Supplied records
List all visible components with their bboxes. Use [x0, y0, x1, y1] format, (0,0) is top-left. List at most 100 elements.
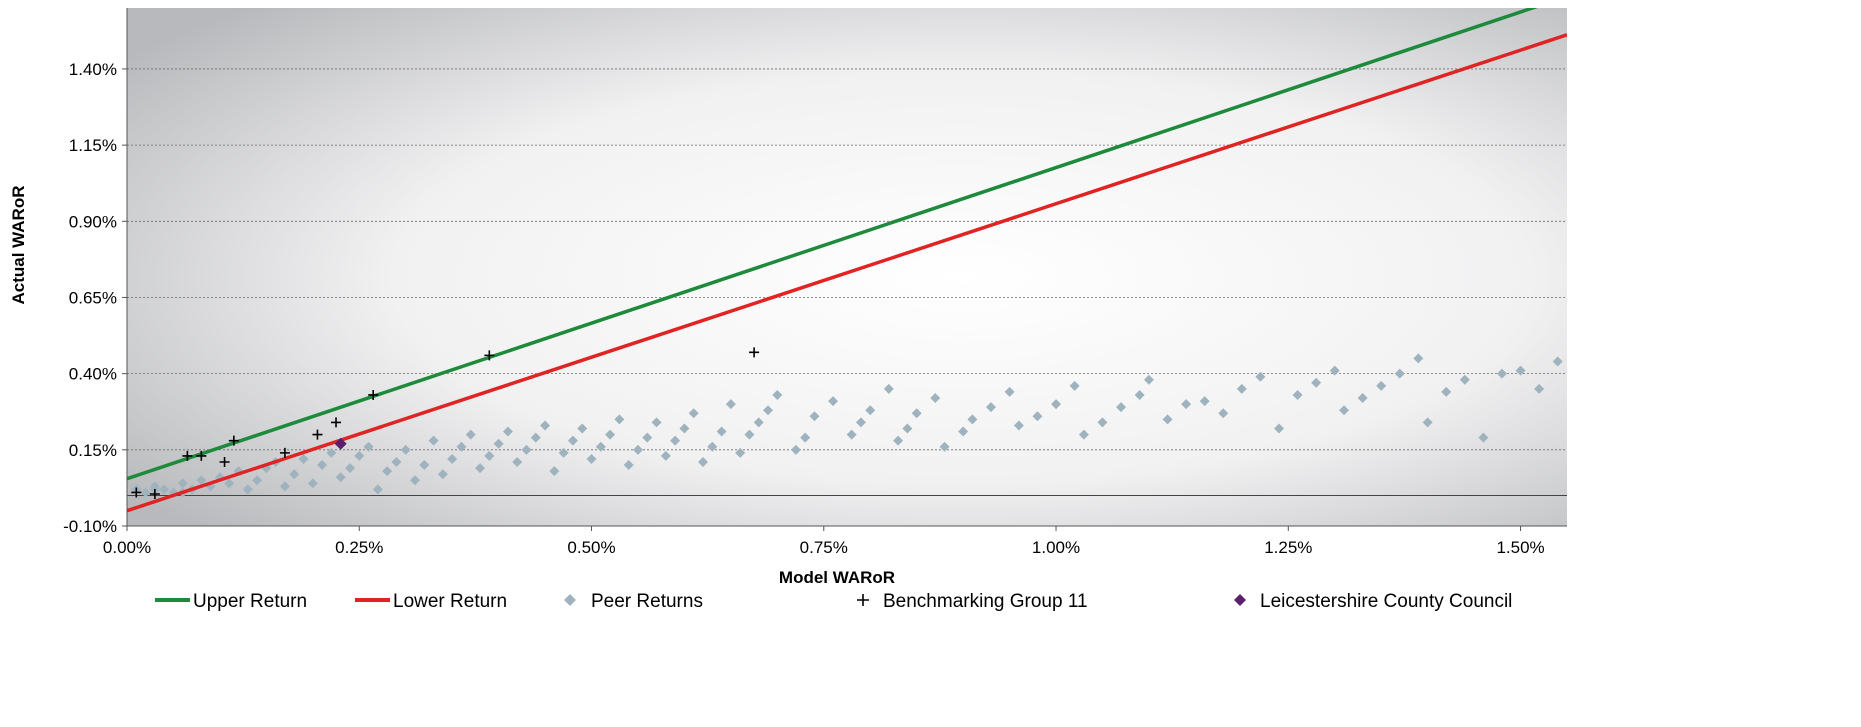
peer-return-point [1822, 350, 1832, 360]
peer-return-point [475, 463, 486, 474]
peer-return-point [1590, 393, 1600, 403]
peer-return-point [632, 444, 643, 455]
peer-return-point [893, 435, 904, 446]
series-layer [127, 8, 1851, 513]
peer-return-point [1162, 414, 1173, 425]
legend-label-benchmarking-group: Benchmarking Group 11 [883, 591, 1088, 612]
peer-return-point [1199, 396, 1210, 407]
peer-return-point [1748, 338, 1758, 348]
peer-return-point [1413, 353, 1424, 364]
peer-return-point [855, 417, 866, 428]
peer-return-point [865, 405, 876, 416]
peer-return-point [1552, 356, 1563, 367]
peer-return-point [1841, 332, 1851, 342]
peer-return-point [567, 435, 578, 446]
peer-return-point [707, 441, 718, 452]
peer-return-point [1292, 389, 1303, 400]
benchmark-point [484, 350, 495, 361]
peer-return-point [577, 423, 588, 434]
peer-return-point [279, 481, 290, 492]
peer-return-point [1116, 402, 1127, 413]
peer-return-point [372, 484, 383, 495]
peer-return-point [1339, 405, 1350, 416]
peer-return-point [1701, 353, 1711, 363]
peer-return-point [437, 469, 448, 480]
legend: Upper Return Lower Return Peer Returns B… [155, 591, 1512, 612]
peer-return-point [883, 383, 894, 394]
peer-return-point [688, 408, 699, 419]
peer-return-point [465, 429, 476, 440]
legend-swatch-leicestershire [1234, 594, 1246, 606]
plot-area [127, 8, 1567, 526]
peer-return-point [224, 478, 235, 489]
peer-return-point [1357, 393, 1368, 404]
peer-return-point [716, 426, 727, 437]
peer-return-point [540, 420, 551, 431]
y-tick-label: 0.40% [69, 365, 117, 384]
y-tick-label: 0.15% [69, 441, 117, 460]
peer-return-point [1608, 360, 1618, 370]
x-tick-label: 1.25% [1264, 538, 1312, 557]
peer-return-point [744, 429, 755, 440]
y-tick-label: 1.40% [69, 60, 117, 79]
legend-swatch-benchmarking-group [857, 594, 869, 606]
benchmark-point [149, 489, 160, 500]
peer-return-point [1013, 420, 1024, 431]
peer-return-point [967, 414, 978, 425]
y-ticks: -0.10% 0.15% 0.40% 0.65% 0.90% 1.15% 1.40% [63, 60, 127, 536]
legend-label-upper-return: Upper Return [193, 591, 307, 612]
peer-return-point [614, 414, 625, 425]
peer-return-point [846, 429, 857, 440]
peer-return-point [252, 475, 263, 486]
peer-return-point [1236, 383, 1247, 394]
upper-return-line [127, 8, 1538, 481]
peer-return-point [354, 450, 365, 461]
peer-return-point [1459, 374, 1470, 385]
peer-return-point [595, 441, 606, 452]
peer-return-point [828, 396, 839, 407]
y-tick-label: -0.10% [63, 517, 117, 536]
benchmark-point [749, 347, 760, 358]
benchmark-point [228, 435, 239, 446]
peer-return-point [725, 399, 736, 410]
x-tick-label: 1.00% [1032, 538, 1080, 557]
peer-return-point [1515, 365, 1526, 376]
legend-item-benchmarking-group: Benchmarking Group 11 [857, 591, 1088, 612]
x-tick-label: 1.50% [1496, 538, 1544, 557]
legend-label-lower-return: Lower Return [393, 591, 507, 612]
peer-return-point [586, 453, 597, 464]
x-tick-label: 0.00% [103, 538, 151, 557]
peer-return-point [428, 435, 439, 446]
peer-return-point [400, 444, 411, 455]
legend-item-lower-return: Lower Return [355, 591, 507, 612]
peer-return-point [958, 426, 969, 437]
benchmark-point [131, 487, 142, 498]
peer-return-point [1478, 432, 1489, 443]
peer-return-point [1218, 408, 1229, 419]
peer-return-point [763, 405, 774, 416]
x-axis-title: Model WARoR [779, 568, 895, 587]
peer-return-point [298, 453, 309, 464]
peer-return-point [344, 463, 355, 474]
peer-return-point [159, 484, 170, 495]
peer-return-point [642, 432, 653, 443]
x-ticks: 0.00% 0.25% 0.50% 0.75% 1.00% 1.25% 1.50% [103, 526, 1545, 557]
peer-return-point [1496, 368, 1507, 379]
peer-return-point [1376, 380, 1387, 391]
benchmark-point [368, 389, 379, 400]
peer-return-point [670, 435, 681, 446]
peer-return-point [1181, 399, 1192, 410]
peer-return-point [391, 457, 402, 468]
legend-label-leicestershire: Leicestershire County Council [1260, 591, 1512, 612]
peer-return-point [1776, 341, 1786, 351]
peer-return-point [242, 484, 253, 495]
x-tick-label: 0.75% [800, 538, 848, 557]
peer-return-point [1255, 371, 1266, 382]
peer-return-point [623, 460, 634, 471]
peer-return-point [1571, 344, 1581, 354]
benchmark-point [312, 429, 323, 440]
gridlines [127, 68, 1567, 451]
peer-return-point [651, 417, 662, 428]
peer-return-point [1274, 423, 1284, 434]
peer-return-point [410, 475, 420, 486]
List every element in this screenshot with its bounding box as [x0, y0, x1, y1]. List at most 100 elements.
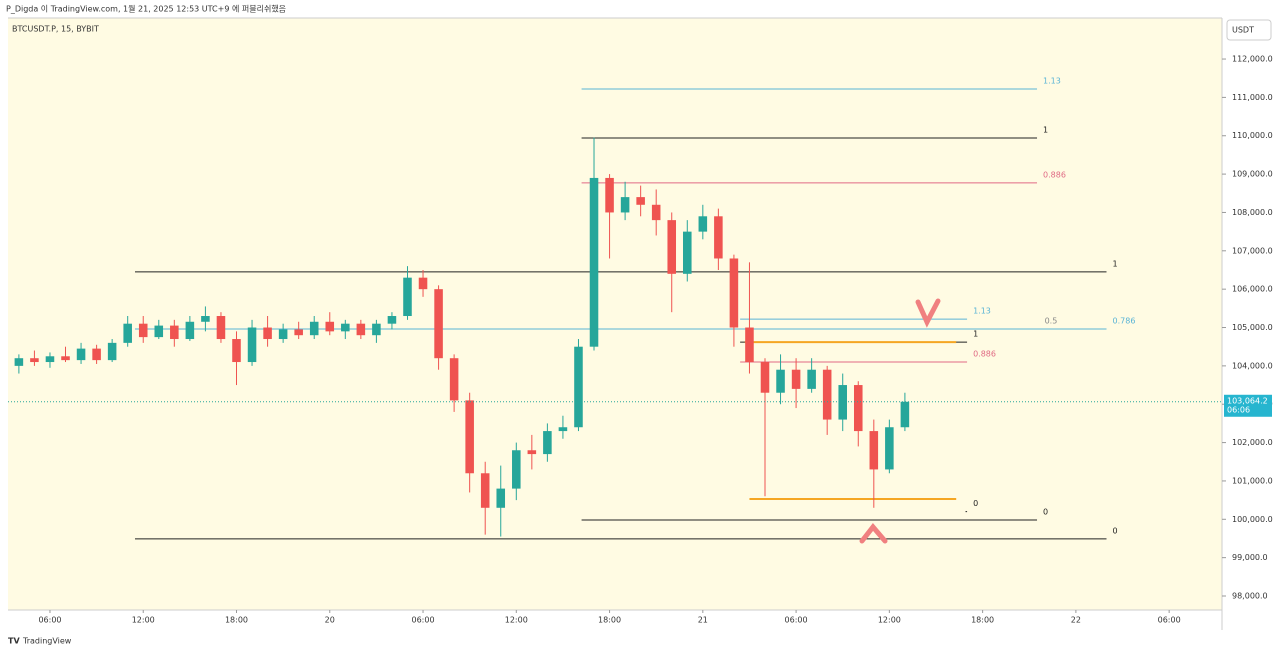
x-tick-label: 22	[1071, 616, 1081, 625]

Your goal
Please copy out, unchanged, the lines of the records from the line with "peer-return-point [1822, 350, 1832, 360]" to the line with "peer-return-point [1199, 396, 1210, 407]", both of those lines included.

Completed exercise
peer-return-point [1822, 350, 1832, 360]
peer-return-point [475, 463, 486, 474]
peer-return-point [1590, 393, 1600, 403]
peer-return-point [632, 444, 643, 455]
peer-return-point [893, 435, 904, 446]
series-layer [127, 8, 1851, 513]
peer-return-point [1162, 414, 1173, 425]
legend-label-benchmarking-group: Benchmarking Group 11 [883, 591, 1088, 612]
peer-return-point [1199, 396, 1210, 407]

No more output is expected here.